## Goal of the exercise
Gather all lines containing the string "Vesting" and copy them out.

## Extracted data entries
## BEGIN
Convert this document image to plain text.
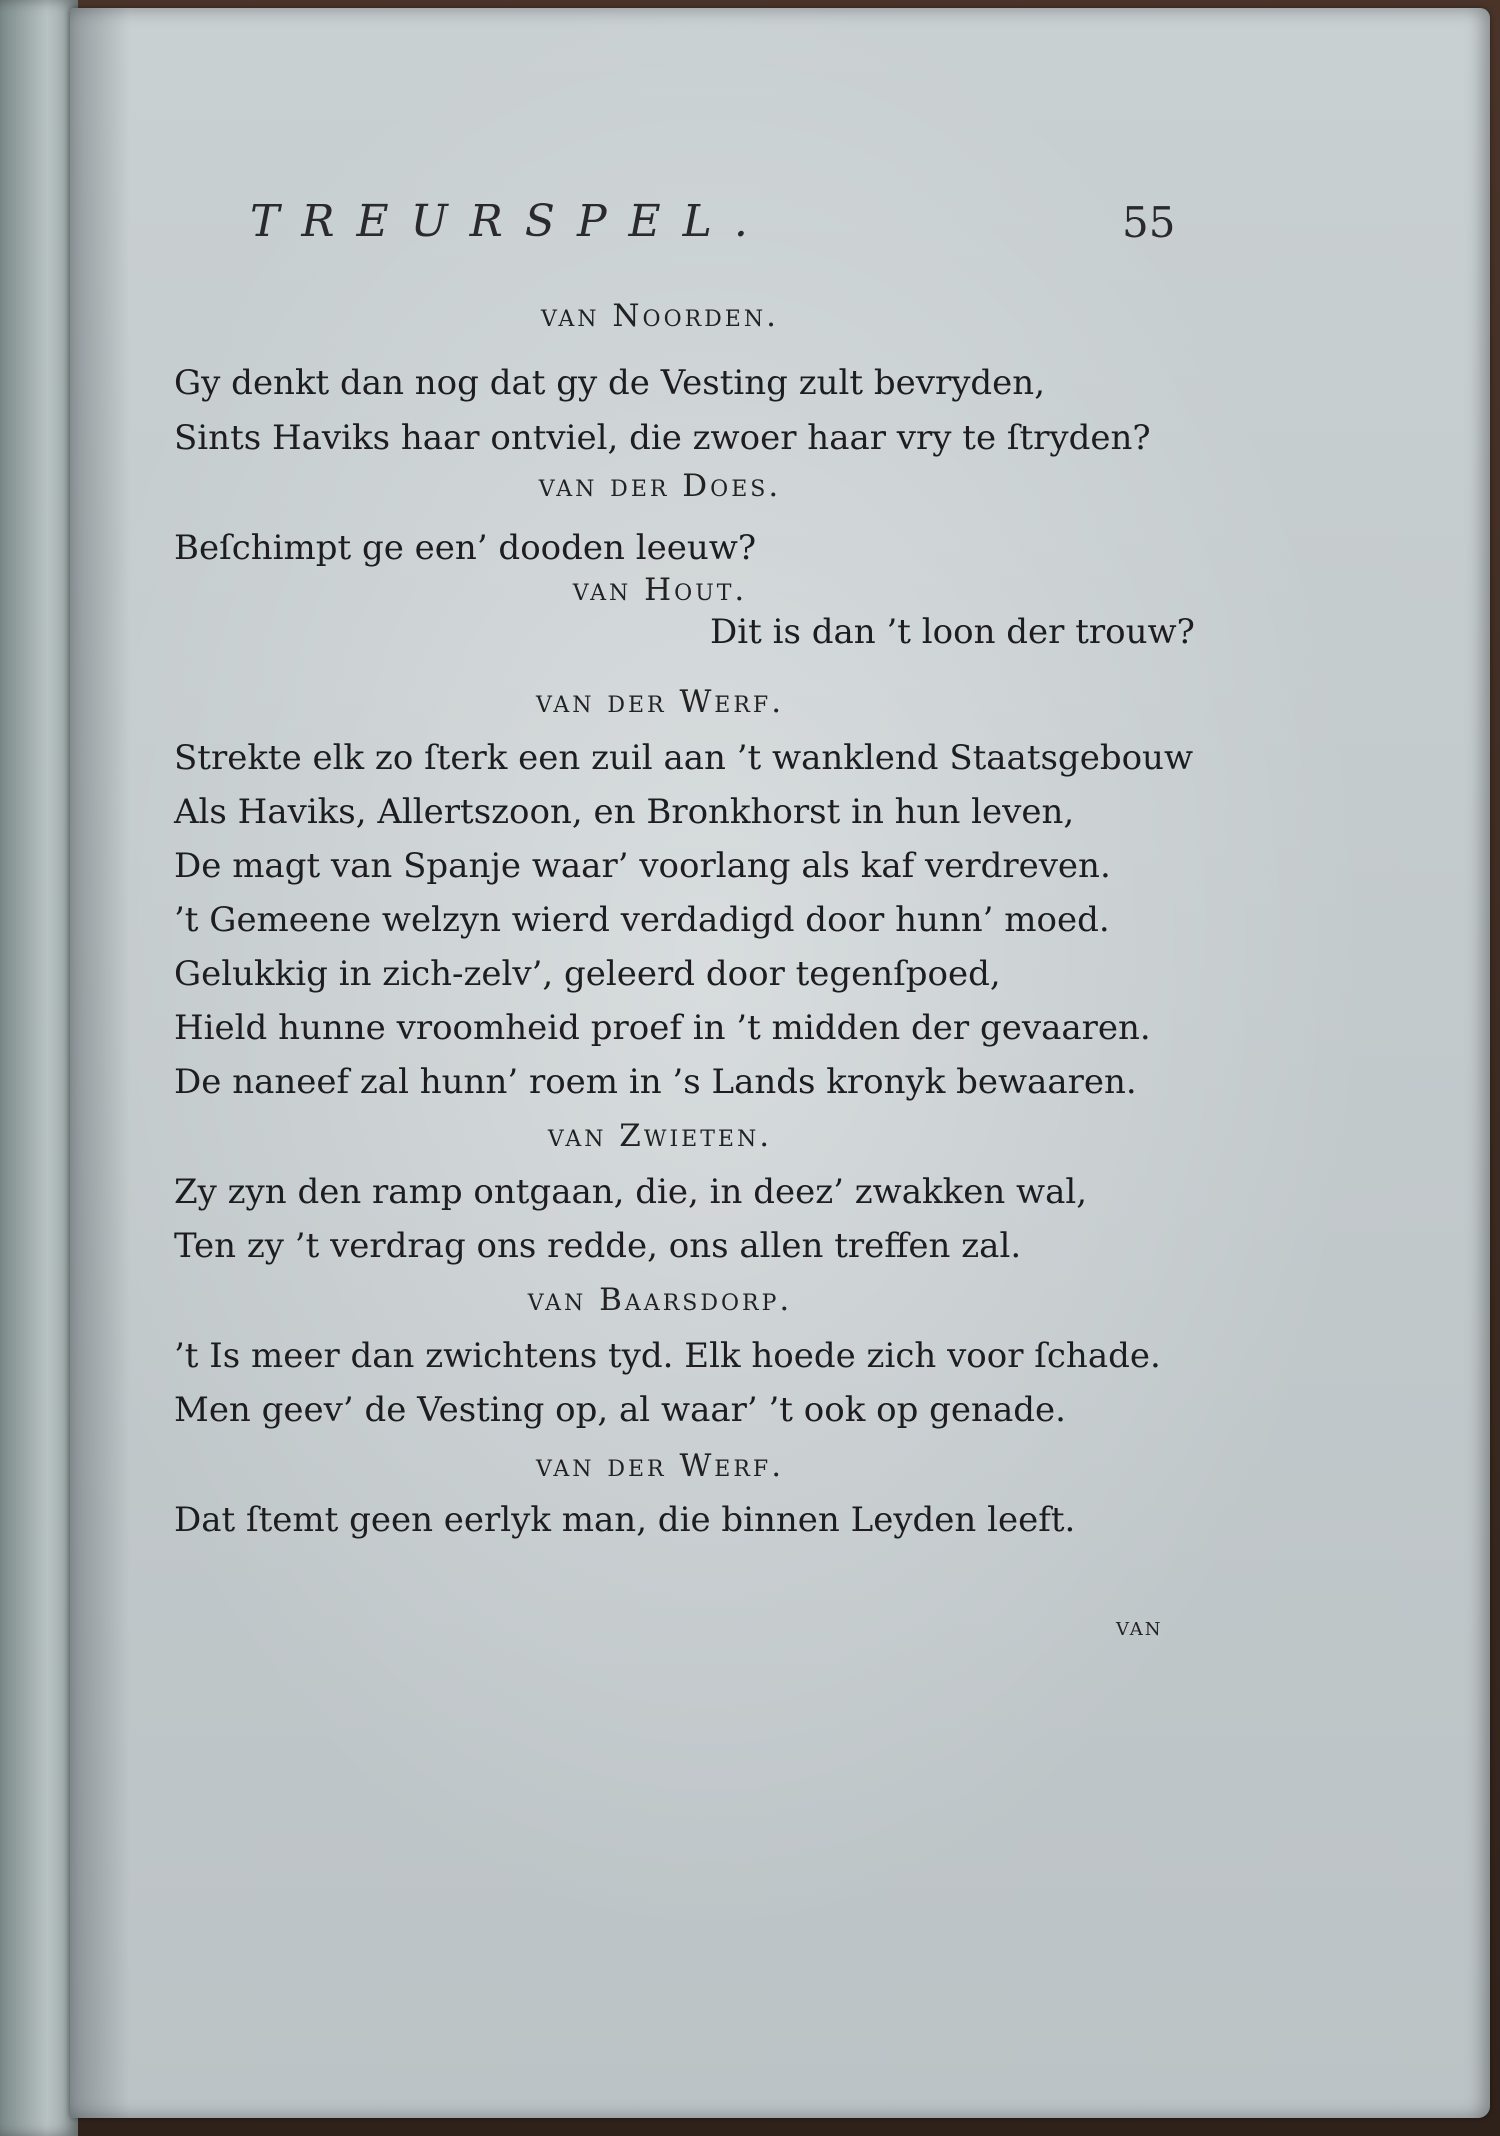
TREURSPEL.	55
van Noorden.
Gy denkt dan nog dat gy de Vesting zult bevryden,
Sints Haviks haar ontviel, die zwoer haar vry te ſtryden?
van der Does.
Beſchimpt ge een’ dooden leeuw?
van Hout.
Dit is dan ’t loon der trouw?
van der Werf.
Strekte elk zo ſterk een zuil aan ’t wanklend Staatsgebouw
Als Haviks, Allertszoon, en Bronkhorst in hun leven,
De magt van Spanje waar’ voorlang als kaf verdreven.
’t Gemeene welzyn wierd verdadigd door hunn’ moed.
Gelukkig in zich-zelv’, geleerd door tegenſpoed,
Hield hunne vroomheid proef in ’t midden der gevaaren.
De naneef zal hunn’ roem in ’s Lands kronyk bewaaren.
van Zwieten.
Zy zyn den ramp ontgaan, die, in deez’ zwakken wal,
Ten zy ’t verdrag ons redde, ons allen treffen zal.
van Baarsdorp.
’t Is meer dan zwichtens tyd. Elk hoede zich voor ſchade.
Men geev’ de Vesting op, al waar’ ’t ook op genade.
van der Werf.
Dat ſtemt geen eerlyk man, die binnen Leyden leeft.
van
## END
## Finished task
Gy denkt dan nog dat gy de Vesting zult bevryden,
Men geev’ de Vesting op, al waar’ ’t ook op genade.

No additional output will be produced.